▶ WRITTEN PROBLEM
Spot each line that carries the word "JSON"; copy those lines.

::: SOURCE RECORDS :::

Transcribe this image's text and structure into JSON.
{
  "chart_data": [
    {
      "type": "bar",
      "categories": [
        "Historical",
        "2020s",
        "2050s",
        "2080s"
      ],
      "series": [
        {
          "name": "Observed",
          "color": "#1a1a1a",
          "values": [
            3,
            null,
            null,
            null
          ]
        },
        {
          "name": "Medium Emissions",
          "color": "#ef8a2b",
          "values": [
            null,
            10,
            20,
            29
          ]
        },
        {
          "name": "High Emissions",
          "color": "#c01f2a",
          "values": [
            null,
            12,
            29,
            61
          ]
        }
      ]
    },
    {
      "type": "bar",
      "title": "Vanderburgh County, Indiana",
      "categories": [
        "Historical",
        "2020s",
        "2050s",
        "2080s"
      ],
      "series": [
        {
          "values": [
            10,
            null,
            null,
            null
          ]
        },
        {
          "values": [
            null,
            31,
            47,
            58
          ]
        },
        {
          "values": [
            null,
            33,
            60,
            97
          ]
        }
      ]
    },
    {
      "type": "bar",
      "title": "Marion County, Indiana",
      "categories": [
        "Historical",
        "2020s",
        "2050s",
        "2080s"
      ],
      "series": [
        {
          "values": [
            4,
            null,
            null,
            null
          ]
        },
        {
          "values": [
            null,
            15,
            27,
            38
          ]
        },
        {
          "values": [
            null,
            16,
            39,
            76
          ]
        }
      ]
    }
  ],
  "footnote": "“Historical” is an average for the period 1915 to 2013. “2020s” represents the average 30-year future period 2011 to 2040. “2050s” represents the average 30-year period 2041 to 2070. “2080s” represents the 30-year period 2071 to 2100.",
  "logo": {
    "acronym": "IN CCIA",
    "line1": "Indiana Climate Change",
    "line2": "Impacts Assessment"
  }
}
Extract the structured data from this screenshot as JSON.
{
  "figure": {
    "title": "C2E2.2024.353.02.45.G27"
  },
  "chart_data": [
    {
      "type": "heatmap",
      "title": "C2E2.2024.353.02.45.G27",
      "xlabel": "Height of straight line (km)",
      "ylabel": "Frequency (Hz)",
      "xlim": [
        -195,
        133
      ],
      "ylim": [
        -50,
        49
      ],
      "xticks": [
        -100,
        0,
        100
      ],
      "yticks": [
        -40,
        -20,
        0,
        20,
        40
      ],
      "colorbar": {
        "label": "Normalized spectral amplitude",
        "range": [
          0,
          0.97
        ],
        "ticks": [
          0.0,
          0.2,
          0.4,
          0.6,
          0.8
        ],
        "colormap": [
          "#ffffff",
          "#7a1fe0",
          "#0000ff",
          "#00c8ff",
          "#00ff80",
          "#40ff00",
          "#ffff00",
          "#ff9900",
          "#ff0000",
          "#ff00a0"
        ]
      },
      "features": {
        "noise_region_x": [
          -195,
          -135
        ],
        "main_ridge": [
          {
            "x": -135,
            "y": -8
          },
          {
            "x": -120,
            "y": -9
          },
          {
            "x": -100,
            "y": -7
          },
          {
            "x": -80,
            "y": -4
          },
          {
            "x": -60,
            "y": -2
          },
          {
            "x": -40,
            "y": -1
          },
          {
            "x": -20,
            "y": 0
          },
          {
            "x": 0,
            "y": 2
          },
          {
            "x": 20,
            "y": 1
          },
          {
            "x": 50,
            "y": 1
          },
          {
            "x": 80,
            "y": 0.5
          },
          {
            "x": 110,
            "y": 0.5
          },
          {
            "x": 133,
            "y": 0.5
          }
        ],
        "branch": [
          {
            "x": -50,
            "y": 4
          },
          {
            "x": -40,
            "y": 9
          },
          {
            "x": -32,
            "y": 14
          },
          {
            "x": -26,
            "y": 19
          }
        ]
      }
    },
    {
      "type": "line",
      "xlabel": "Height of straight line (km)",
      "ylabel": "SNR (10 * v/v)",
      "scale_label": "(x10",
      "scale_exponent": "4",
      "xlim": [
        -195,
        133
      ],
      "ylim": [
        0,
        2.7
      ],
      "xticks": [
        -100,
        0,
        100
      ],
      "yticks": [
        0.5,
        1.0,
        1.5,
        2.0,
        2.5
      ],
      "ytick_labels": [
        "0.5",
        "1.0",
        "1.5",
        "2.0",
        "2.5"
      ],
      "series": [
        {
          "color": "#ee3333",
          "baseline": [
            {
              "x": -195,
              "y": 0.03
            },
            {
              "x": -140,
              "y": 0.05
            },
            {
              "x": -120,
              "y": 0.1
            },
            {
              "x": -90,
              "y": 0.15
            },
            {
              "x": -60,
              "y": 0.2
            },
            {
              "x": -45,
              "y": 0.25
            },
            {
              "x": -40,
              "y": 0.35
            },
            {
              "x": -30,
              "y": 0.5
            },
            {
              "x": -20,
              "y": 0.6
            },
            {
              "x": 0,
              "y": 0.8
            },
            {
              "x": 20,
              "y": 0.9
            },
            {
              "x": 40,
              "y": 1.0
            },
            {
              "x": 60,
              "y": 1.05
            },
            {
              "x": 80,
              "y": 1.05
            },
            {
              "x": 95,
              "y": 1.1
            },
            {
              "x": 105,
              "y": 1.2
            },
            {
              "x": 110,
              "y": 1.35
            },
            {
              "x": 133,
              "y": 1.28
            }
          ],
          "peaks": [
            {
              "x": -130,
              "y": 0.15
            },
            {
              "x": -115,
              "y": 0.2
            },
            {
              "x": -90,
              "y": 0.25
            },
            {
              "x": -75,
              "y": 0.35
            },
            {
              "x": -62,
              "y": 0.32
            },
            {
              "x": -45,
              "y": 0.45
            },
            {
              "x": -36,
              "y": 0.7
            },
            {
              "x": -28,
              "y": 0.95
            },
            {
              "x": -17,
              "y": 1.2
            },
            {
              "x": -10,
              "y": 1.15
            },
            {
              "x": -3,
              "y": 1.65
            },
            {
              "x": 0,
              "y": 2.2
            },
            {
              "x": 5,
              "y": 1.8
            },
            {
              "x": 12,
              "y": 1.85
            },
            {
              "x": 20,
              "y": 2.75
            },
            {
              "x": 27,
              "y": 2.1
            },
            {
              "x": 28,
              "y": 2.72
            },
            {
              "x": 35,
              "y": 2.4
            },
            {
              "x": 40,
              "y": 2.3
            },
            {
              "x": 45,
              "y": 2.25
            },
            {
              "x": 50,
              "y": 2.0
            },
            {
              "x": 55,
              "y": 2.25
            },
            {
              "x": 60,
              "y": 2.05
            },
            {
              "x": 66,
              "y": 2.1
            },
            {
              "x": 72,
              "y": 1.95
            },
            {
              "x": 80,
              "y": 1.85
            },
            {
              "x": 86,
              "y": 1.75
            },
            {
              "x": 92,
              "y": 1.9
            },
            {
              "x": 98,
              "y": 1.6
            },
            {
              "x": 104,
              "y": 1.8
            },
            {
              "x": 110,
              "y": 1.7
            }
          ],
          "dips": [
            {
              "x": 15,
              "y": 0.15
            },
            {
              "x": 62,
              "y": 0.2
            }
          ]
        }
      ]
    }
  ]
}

:::

▶ EXERCISE RESULT
Transcribe this image's text and structure into JSON.
Extract the structured data from this screenshot as JSON.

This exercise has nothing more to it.